(Material supplied)
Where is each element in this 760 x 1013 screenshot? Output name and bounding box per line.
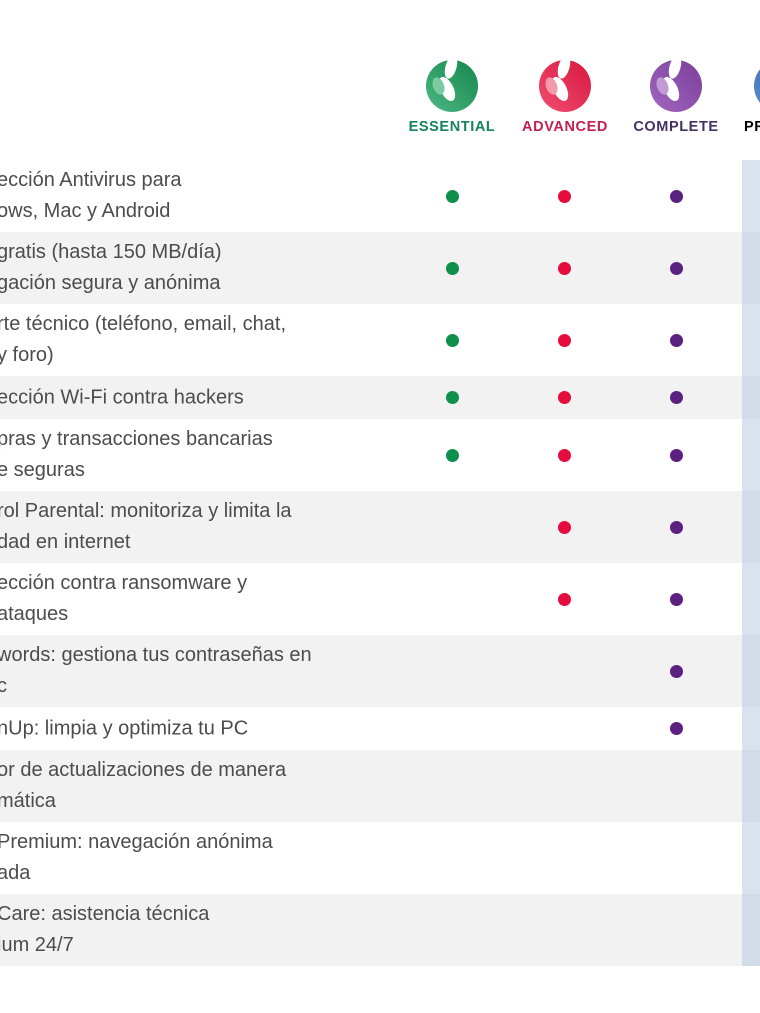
panda-logo-premium-icon (752, 58, 760, 114)
feature-row: ección contra ransomware y ataques (0, 563, 760, 635)
included-dot-complete (670, 592, 683, 606)
feature-row: ección Wi-Fi contra hackers (0, 376, 760, 419)
column-label-complete: COMPLETE (633, 119, 719, 135)
feature-label: rte técnico (teléfono, email, chat, y for… (0, 313, 287, 366)
panda-logo-essential-icon (424, 55, 480, 114)
feature-label: pras y transacciones bancarias e seguras (0, 428, 273, 481)
feature-label: gratis (hasta 150 MB/día) gación segura y… (0, 241, 222, 294)
feature-label: nUp: limpia y optimiza tu PC (0, 717, 249, 739)
included-dot-advanced (558, 261, 571, 275)
included-dot-advanced (558, 520, 571, 534)
included-dot-advanced (558, 592, 571, 606)
included-dot-complete (670, 722, 683, 735)
included-dot-advanced (558, 333, 571, 347)
included-dot-complete (670, 261, 683, 275)
feature-label: or de actualizaciones de manera mática (0, 759, 287, 812)
feature-row: Care: asistencia técnica ium 24/7 (0, 894, 760, 966)
included-dot-complete (670, 520, 683, 534)
feature-label: rol Parental: monitoriza y limita la dad … (0, 500, 292, 553)
feature-label: Premium: navegación anónima ada (0, 831, 273, 884)
feature-label: ección contra ransomware y ataques (0, 572, 248, 625)
feature-label: words: gestiona tus contraseñas en c (0, 644, 312, 697)
feature-row: words: gestiona tus contraseñas en c (0, 635, 760, 707)
feature-row: rte técnico (teléfono, email, chat, y for… (0, 304, 760, 376)
feature-row: rol Parental: monitoriza y limita la dad … (0, 491, 760, 563)
column-label-premium: PR (744, 119, 760, 135)
column-header-advanced: ADVANCED (505, 55, 625, 135)
included-dot-essential (446, 189, 459, 203)
column-header-complete: COMPLETE (616, 55, 736, 135)
feature-row: Premium: navegación anónima ada (0, 822, 760, 894)
feature-label: ección Wi-Fi contra hackers (0, 386, 244, 408)
feature-label: ección Antivirus para ows, Mac y Android (0, 169, 182, 222)
feature-row: nUp: limpia y optimiza tu PC (0, 707, 760, 750)
column-label-advanced: ADVANCED (522, 119, 608, 135)
included-dot-complete (670, 664, 683, 678)
included-dot-advanced (558, 189, 571, 203)
feature-row: or de actualizaciones de manera mática (0, 750, 760, 822)
included-dot-complete (670, 448, 683, 462)
included-dot-essential (446, 448, 459, 462)
feature-row: pras y transacciones bancarias e seguras (0, 419, 760, 491)
included-dot-advanced (558, 448, 571, 462)
column-header-essential: ESSENTIAL (392, 55, 512, 135)
panda-logo-advanced-icon (537, 55, 593, 114)
included-dot-essential (446, 391, 459, 404)
feature-label: Care: asistencia técnica ium 24/7 (0, 903, 210, 956)
included-dot-complete (670, 391, 683, 404)
included-dot-essential (446, 333, 459, 347)
column-header-premium (752, 58, 760, 114)
features-table: ección Antivirus para ows, Mac y Android g… (0, 160, 760, 966)
feature-row: ección Antivirus para ows, Mac y Android (0, 160, 760, 232)
panda-logo-complete-icon (648, 55, 704, 114)
included-dot-advanced (558, 391, 571, 404)
column-label-essential: ESSENTIAL (408, 119, 496, 135)
included-dot-complete (670, 189, 683, 203)
feature-row: gratis (hasta 150 MB/día) gación segura y… (0, 232, 760, 304)
included-dot-essential (446, 261, 459, 275)
included-dot-complete (670, 333, 683, 347)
(End Material supplied)
Instructions to follow —
Lines containing the string "contraseñas": report how many there are in the material above, and nothing more.

Response —
2